§ **WORK INSTRUCTIONS**:
Extract all of the entries and give them again, word for word.

***** RECORDS PROVIDED *****

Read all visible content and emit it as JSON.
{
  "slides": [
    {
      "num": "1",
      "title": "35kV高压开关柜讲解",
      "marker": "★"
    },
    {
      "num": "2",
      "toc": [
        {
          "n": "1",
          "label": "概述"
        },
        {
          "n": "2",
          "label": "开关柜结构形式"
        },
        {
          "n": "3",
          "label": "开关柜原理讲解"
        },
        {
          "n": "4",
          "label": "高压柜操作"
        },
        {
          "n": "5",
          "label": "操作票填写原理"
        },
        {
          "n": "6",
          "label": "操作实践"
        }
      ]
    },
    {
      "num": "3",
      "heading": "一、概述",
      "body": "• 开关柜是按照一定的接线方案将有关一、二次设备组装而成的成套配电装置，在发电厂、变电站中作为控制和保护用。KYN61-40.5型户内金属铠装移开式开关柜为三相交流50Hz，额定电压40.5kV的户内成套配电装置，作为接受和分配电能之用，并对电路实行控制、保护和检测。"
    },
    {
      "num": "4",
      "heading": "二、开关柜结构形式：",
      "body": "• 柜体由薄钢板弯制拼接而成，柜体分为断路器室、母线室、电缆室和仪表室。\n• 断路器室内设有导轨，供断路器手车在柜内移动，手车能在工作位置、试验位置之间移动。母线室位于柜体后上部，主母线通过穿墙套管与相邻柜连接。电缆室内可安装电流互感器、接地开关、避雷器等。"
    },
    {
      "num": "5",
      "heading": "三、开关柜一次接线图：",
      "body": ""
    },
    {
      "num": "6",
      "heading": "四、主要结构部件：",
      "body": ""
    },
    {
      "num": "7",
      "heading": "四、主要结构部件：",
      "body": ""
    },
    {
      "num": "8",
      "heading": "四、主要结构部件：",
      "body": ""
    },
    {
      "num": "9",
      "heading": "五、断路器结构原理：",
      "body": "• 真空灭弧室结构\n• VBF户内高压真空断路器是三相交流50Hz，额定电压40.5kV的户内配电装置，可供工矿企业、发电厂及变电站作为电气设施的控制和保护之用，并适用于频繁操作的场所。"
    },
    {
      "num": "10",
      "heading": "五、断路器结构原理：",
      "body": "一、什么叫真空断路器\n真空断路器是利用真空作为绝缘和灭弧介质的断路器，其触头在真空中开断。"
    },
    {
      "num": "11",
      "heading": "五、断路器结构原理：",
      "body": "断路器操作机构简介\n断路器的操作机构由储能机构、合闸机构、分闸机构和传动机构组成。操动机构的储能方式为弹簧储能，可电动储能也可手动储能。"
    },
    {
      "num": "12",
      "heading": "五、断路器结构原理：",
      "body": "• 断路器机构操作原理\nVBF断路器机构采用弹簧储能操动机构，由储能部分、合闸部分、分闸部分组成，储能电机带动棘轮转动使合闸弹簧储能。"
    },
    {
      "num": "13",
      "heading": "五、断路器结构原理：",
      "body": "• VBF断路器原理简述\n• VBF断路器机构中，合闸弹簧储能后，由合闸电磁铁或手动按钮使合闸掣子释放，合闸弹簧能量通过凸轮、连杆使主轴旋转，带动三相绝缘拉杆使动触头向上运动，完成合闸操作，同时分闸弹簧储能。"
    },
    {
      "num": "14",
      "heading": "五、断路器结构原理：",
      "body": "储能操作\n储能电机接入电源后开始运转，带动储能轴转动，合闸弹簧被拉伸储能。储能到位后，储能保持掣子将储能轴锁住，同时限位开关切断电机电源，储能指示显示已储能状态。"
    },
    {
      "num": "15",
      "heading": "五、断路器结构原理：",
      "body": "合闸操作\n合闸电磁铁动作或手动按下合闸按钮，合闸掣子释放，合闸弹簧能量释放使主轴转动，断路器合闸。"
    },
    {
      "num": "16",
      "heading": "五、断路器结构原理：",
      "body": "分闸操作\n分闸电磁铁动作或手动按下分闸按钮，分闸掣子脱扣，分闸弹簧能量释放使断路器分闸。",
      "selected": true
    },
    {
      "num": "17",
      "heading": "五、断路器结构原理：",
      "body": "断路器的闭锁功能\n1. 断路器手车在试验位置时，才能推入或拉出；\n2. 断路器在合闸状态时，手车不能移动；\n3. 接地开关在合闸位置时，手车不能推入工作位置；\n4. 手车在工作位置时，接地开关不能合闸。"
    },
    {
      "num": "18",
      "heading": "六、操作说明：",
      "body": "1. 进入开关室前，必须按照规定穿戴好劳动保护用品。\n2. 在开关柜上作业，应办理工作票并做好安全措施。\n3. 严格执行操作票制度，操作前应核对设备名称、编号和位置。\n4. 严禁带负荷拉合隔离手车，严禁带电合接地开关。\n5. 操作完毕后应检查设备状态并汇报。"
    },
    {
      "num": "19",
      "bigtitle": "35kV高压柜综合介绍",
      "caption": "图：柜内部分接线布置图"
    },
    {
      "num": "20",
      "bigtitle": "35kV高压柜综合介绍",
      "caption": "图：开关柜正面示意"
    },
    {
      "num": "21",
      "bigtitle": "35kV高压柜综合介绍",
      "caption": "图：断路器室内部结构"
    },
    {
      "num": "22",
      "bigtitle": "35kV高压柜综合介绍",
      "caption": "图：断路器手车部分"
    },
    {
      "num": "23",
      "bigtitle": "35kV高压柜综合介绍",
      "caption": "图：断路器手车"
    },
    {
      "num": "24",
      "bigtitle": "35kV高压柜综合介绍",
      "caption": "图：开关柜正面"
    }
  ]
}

*****

§ **SOLUTION BELOW**:
Read all visible content and emit it as JSON.
{
  "slides": [
    {
      "num": "1",
      "title": "35kV高压开关柜讲解",
      "marker": "★"
    },
    {
      "num": "2",
      "toc": [
        {
          "n": "1",
          "label": "概述"
        },
        {
          "n": "2",
          "label": "开关柜结构形式"
        },
        {
          "n": "3",
          "label": "开关柜原理讲解"
        },
        {
          "n": "4",
          "label": "高压柜操作"
        },
        {
          "n": "5",
          "label": "操作票填写原理"
        },
        {
          "n": "6",
          "label": "操作实践"
        }
      ]
    },
    {
      "num": "3",
      "heading": "一、概述",
      "body": "• 开关柜是按照一定的接线方案将有关一、二次设备组装而成的成套配电装置，在发电厂、变电站中作为控制和保护用。KYN61-40.5型户内金属铠装移开式开关柜为三相交流50Hz，额定电压40.5kV的户内成套配电装置，作为接受和分配电能之用，并对电路实行控制、保护和检测。"
    },
    {
      "num": "4",
      "heading": "二、开关柜结构形式：",
      "body": "• 柜体由薄钢板弯制拼接而成，柜体分为断路器室、母线室、电缆室和仪表室。\n• 断路器室内设有导轨，供断路器手车在柜内移动，手车能在工作位置、试验位置之间移动。母线室位于柜体后上部，主母线通过穿墙套管与相邻柜连接。电缆室内可安装电流互感器、接地开关、避雷器等。"
    },
    {
      "num": "5",
      "heading": "三、开关柜一次接线图：",
      "body": ""
    },
    {
      "num": "6",
      "heading": "四、主要结构部件：",
      "body": ""
    },
    {
      "num": "7",
      "heading": "四、主要结构部件：",
      "body": ""
    },
    {
      "num": "8",
      "heading": "四、主要结构部件：",
      "body": ""
    },
    {
      "num": "9",
      "heading": "五、断路器结构原理：",
      "body": "• 真空灭弧室结构\n• VBF户内高压真空断路器是三相交流50Hz，额定电压40.5kV的户内配电装置，可供工矿企业、发电厂及变电站作为电气设施的控制和保护之用，并适用于频繁操作的场所。"
    },
    {
      "num": "10",
      "heading": "五、断路器结构原理：",
      "body": "一、什么叫真空断路器\n真空断路器是利用真空作为绝缘和灭弧介质的断路器，其触头在真空中开断。"
    },
    {
      "num": "11",
      "heading": "五、断路器结构原理：",
      "body": "断路器操作机构简介\n断路器的操作机构由储能机构、合闸机构、分闸机构和传动机构组成。操动机构的储能方式为弹簧储能，可电动储能也可手动储能。"
    },
    {
      "num": "12",
      "heading": "五、断路器结构原理：",
      "body": "• 断路器机构操作原理\nVBF断路器机构采用弹簧储能操动机构，由储能部分、合闸部分、分闸部分组成，储能电机带动棘轮转动使合闸弹簧储能。"
    },
    {
      "num": "13",
      "heading": "五、断路器结构原理：",
      "body": "• VBF断路器原理简述\n• VBF断路器机构中，合闸弹簧储能后，由合闸电磁铁或手动按钮使合闸掣子释放，合闸弹簧能量通过凸轮、连杆使主轴旋转，带动三相绝缘拉杆使动触头向上运动，完成合闸操作，同时分闸弹簧储能。"
    },
    {
      "num": "14",
      "heading": "五、断路器结构原理：",
      "body": "储能操作\n储能电机接入电源后开始运转，带动储能轴转动，合闸弹簧被拉伸储能。储能到位后，储能保持掣子将储能轴锁住，同时限位开关切断电机电源，储能指示显示已储能状态。"
    },
    {
      "num": "15",
      "heading": "五、断路器结构原理：",
      "body": "合闸操作\n合闸电磁铁动作或手动按下合闸按钮，合闸掣子释放，合闸弹簧能量释放使主轴转动，断路器合闸。"
    },
    {
      "num": "16",
      "heading": "五、断路器结构原理：",
      "body": "分闸操作\n分闸电磁铁动作或手动按下分闸按钮，分闸掣子脱扣，分闸弹簧能量释放使断路器分闸。",
      "selected": true
    },
    {
      "num": "17",
      "heading": "五、断路器结构原理：",
      "body": "断路器的闭锁功能\n1. 断路器手车在试验位置时，才能推入或拉出；\n2. 断路器在合闸状态时，手车不能移动；\n3. 接地开关在合闸位置时，手车不能推入工作位置；\n4. 手车在工作位置时，接地开关不能合闸。"
    },
    {
      "num": "18",
      "heading": "六、操作说明：",
      "body": "1. 进入开关室前，必须按照规定穿戴好劳动保护用品。\n2. 在开关柜上作业，应办理工作票并做好安全措施。\n3. 严格执行操作票制度，操作前应核对设备名称、编号和位置。\n4. 严禁带负荷拉合隔离手车，严禁带电合接地开关。\n5. 操作完毕后应检查设备状态并汇报。"
    },
    {
      "num": "19",
      "bigtitle": "35kV高压柜综合介绍",
      "caption": "图：柜内部分接线布置图"
    },
    {
      "num": "20",
      "bigtitle": "35kV高压柜综合介绍",
      "caption": "图：开关柜正面示意"
    },
    {
      "num": "21",
      "bigtitle": "35kV高压柜综合介绍",
      "caption": "图：断路器室内部结构"
    },
    {
      "num": "22",
      "bigtitle": "35kV高压柜综合介绍",
      "caption": "图：断路器手车部分"
    },
    {
      "num": "23",
      "bigtitle": "35kV高压柜综合介绍",
      "caption": "图：断路器手车"
    },
    {
      "num": "24",
      "bigtitle": "35kV高压柜综合介绍",
      "caption": "图：开关柜正面"
    }
  ]
}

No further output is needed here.